§ **Direction**
Please reproduce every item below word for word, keeping each line as it is.

┌──

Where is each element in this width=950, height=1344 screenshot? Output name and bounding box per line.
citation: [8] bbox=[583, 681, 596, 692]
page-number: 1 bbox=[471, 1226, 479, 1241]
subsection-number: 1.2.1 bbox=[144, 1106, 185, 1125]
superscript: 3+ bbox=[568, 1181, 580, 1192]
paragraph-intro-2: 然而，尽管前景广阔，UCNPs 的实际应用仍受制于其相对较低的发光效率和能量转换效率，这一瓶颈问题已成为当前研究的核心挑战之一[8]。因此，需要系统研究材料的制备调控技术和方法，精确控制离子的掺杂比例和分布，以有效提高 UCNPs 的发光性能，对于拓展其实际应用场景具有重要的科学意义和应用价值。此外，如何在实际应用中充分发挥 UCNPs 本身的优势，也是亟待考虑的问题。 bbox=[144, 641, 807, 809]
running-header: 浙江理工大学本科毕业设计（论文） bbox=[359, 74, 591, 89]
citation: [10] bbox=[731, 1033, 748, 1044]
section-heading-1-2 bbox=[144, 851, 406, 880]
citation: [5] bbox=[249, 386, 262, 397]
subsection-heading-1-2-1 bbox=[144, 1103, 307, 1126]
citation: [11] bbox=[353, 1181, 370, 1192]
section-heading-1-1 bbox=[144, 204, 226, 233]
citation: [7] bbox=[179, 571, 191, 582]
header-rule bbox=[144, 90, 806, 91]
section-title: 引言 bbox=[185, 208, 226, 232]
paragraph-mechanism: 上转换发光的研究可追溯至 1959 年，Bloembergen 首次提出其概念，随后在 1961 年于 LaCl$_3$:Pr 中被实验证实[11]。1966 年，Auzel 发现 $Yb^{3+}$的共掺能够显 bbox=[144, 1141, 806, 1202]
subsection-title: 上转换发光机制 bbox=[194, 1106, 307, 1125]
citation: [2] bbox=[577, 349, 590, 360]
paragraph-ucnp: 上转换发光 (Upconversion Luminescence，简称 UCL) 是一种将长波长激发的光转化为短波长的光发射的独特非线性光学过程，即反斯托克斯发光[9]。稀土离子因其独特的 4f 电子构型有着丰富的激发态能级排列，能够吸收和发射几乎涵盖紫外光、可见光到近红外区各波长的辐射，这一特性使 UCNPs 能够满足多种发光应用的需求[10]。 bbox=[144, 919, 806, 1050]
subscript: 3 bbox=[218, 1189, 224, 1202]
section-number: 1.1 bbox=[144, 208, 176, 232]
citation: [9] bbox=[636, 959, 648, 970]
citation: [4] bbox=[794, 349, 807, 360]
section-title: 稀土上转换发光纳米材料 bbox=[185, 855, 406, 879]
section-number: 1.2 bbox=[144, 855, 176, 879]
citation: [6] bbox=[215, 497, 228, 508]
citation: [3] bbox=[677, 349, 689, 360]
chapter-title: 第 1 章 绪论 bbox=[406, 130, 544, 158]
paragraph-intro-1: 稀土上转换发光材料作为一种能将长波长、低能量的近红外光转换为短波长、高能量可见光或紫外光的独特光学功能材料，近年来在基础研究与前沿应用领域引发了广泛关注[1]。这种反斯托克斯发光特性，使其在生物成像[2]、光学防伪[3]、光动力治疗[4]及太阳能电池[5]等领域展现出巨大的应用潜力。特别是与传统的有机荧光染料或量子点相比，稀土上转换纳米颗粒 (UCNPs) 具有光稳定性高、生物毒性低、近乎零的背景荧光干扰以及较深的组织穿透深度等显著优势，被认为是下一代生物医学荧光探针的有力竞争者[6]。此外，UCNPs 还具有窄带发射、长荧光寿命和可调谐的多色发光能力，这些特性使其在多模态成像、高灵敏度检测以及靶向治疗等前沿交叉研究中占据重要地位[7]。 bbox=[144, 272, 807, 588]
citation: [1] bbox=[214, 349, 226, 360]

└──

§ **Completed task**
Where is each element in this width=950, height=1344 screenshot? Output name and bounding box per line.
citation: [8] bbox=[583, 681, 596, 692]
page-number: 1 bbox=[471, 1226, 479, 1241]
subsection-number: 1.2.1 bbox=[144, 1106, 185, 1125]
superscript: 3+ bbox=[568, 1181, 580, 1192]
paragraph-intro-2: 然而，尽管前景广阔，UCNPs 的实际应用仍受制于其相对较低的发光效率和能量转换效率，这一瓶颈问题已成为当前研究的核心挑战之一[8]。因此，需要系统研究材料的制备调控技术和方法，精确控制离子的掺杂比例和分布，以有效提高 UCNPs 的发光性能，对于拓展其实际应用场景具有重要的科学意义和应用价值。此外，如何在实际应用中充分发挥 UCNPs 本身的优势，也是亟待考虑的问题。 bbox=[144, 641, 807, 809]
running-header: 浙江理工大学本科毕业设计（论文） bbox=[359, 74, 591, 89]
citation: [10] bbox=[731, 1033, 748, 1044]
section-heading-1-2 bbox=[144, 851, 406, 880]
citation: [5] bbox=[249, 386, 262, 397]
subsection-heading-1-2-1 bbox=[144, 1103, 307, 1126]
citation: [11] bbox=[353, 1181, 370, 1192]
section-heading-1-1 bbox=[144, 204, 226, 233]
citation: [7] bbox=[179, 571, 191, 582]
header-rule bbox=[144, 90, 806, 91]
section-title: 引言 bbox=[185, 208, 226, 232]
paragraph-mechanism: 上转换发光的研究可追溯至 1959 年，Bloembergen 首次提出其概念，随后在 1961 年于 LaCl$_3$:Pr 中被实验证实[11]。1966 年，Auzel 发现 $Yb^{3+}$的共掺能够显 bbox=[144, 1141, 806, 1202]
subsection-title: 上转换发光机制 bbox=[194, 1106, 307, 1125]
citation: [2] bbox=[577, 349, 590, 360]
paragraph-ucnp: 上转换发光 (Upconversion Luminescence，简称 UCL) 是一种将长波长激发的光转化为短波长的光发射的独特非线性光学过程，即反斯托克斯发光[9]。稀土离子因其独特的 4f 电子构型有着丰富的激发态能级排列，能够吸收和发射几乎涵盖紫外光、可见光到近红外区各波长的辐射，这一特性使 UCNPs 能够满足多种发光应用的需求[10]。 bbox=[144, 919, 806, 1050]
subscript: 3 bbox=[218, 1189, 224, 1202]
section-number: 1.1 bbox=[144, 208, 176, 232]
citation: [9] bbox=[636, 959, 648, 970]
citation: [4] bbox=[794, 349, 807, 360]
section-title: 稀土上转换发光纳米材料 bbox=[185, 855, 406, 879]
section-number: 1.2 bbox=[144, 855, 176, 879]
citation: [6] bbox=[215, 497, 228, 508]
citation: [3] bbox=[677, 349, 689, 360]
chapter-title: 第 1 章 绪论 bbox=[406, 130, 544, 158]
paragraph-intro-1: 稀土上转换发光材料作为一种能将长波长、低能量的近红外光转换为短波长、高能量可见光或紫外光的独特光学功能材料，近年来在基础研究与前沿应用领域引发了广泛关注[1]。这种反斯托克斯发光特性，使其在生物成像[2]、光学防伪[3]、光动力治疗[4]及太阳能电池[5]等领域展现出巨大的应用潜力。特别是与传统的有机荧光染料或量子点相比，稀土上转换纳米颗粒 (UCNPs) 具有光稳定性高、生物毒性低、近乎零的背景荧光干扰以及较深的组织穿透深度等显著优势，被认为是下一代生物医学荧光探针的有力竞争者[6]。此外，UCNPs 还具有窄带发射、长荧光寿命和可调谐的多色发光能力，这些特性使其在多模态成像、高灵敏度检测以及靶向治疗等前沿交叉研究中占据重要地位[7]。 bbox=[144, 272, 807, 588]
citation: [1] bbox=[214, 349, 226, 360]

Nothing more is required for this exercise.